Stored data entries
+ + + + +

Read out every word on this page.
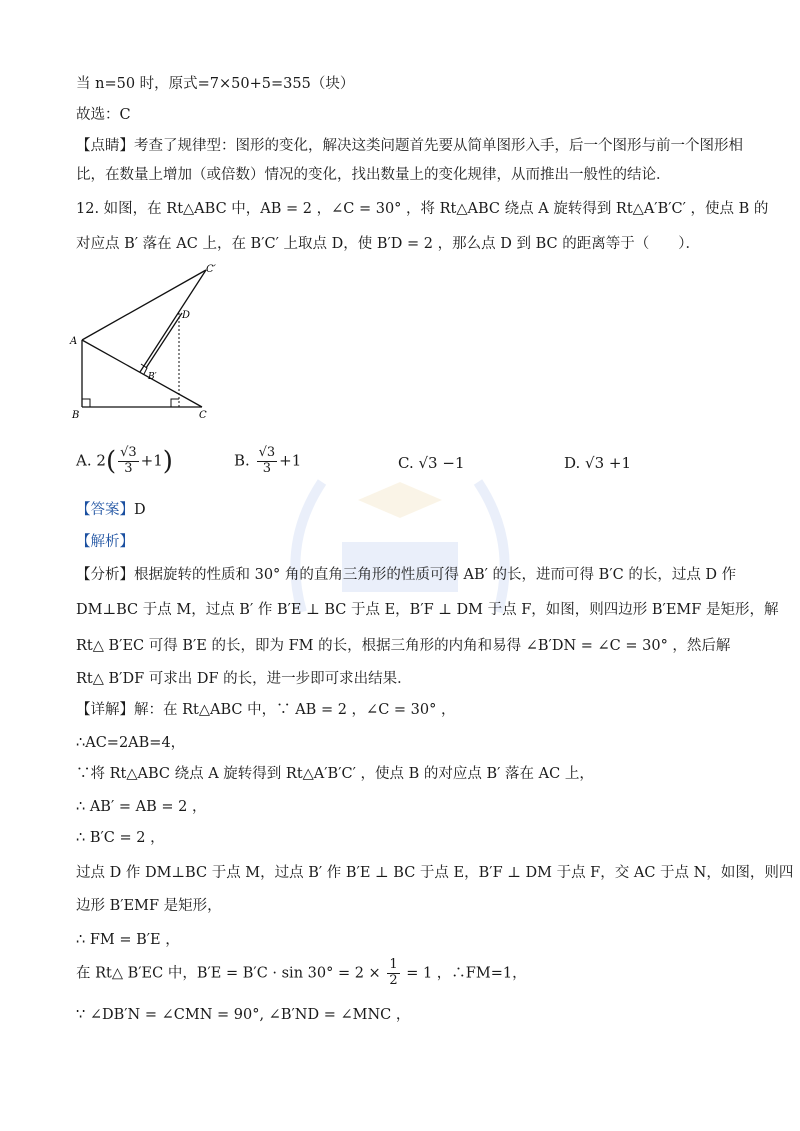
当 n=50 时，原式=7×50+5=355（块）
故选：C
【点睛】考查了规律型：图形的变化，解决这类问题首先要从简单图形入手，后一个图形与前一个图形相
比，在数量上增加（或倍数）情况的变化，找出数量上的变化规律，从而推出一般性的结论．
12. 如图，在 Rt△ABC 中，AB = 2 ，∠C = 30° ，将 Rt△ABC 绕点 A 旋转得到 Rt△A′B′C′ ，使点 B 的
对应点 B′ 落在 AC 上，在 B′C′ 上取点 D，使 B′D = 2 ，那么点 D 到 BC 的距离等于（　　）．
A
B	C
C′
D
B′
A. $2( \frac{√3}{3} +1)$	B. $\frac{√3}{3} +1$	C. √3 −1	D. √3 +1
【答案】D
【解析】
【分析】根据旋转的性质和 30° 角的直角三角形的性质可得 AB′ 的长，进而可得 B′C 的长，过点 D 作
DM⊥BC 于点 M，过点 B′ 作 B′E ⊥ BC 于点 E，B′F ⊥ DM 于点 F，如图，则四边形 B′EMF 是矩形，解
Rt△ B′EC 可得 B′E 的长，即为 FM 的长，根据三角形的内角和易得 ∠B′DN = ∠C = 30° ，然后解
Rt△ B′DF 可求出 DF 的长，进一步即可求出结果．
【详解】解：在 Rt△ABC 中，∵ AB = 2 ，∠C = 30° ，
∴AC=2AB=4，
∵将 Rt△ABC 绕点 A 旋转得到 Rt△A′B′C′ ，使点 B 的对应点 B′ 落在 AC 上，
∴ AB′ = AB = 2 ，
∴ B′C = 2 ，
过点 D 作 DM⊥BC 于点 M，过点 B′ 作 B′E ⊥ BC 于点 E，B′F ⊥ DM 于点 F，交 AC 于点 N，如图，则四
边形 B′EMF 是矩形，
∴ FM = B′E ，
在 Rt△ B′EC 中，$B'E = B'C \cdot \sin 30^\circ = 2 \times \frac{1}{2} = 1$ ，∴FM=1，
∵ ∠DB′N = ∠CMN = 90°, ∠B′ND = ∠MNC ，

+ + + + +

Reproduce the full listing faithfully, but do not carry over any pictures.

▶ **Result below**:
Read out every word on this page.
当 n=50 时，原式=7×50+5=355（块）
故选：C
【点睛】考查了规律型：图形的变化，解决这类问题首先要从简单图形入手，后一个图形与前一个图形相
比，在数量上增加（或倍数）情况的变化，找出数量上的变化规律，从而推出一般性的结论．
12. 如图，在 Rt△ABC 中，AB = 2 ，∠C = 30° ，将 Rt△ABC 绕点 A 旋转得到 Rt△A′B′C′ ，使点 B 的
对应点 B′ 落在 AC 上，在 B′C′ 上取点 D，使 B′D = 2 ，那么点 D 到 BC 的距离等于（　　）．
A
B	C
C′
D
B′
A. $2( \frac{√3}{3} +1)$	B. $\frac{√3}{3} +1$	C. √3 −1	D. √3 +1
【答案】D
【解析】
【分析】根据旋转的性质和 30° 角的直角三角形的性质可得 AB′ 的长，进而可得 B′C 的长，过点 D 作
DM⊥BC 于点 M，过点 B′ 作 B′E ⊥ BC 于点 E，B′F ⊥ DM 于点 F，如图，则四边形 B′EMF 是矩形，解
Rt△ B′EC 可得 B′E 的长，即为 FM 的长，根据三角形的内角和易得 ∠B′DN = ∠C = 30° ，然后解
Rt△ B′DF 可求出 DF 的长，进一步即可求出结果．
【详解】解：在 Rt△ABC 中，∵ AB = 2 ，∠C = 30° ，
∴AC=2AB=4，
∵将 Rt△ABC 绕点 A 旋转得到 Rt△A′B′C′ ，使点 B 的对应点 B′ 落在 AC 上，
∴ AB′ = AB = 2 ，
∴ B′C = 2 ，
过点 D 作 DM⊥BC 于点 M，过点 B′ 作 B′E ⊥ BC 于点 E，B′F ⊥ DM 于点 F，交 AC 于点 N，如图，则四
边形 B′EMF 是矩形，
∴ FM = B′E ，
在 Rt△ B′EC 中，$B'E = B'C \cdot \sin 30^\circ = 2 \times \frac{1}{2} = 1$ ，∴FM=1，
∵ ∠DB′N = ∠CMN = 90°, ∠B′ND = ∠MNC ，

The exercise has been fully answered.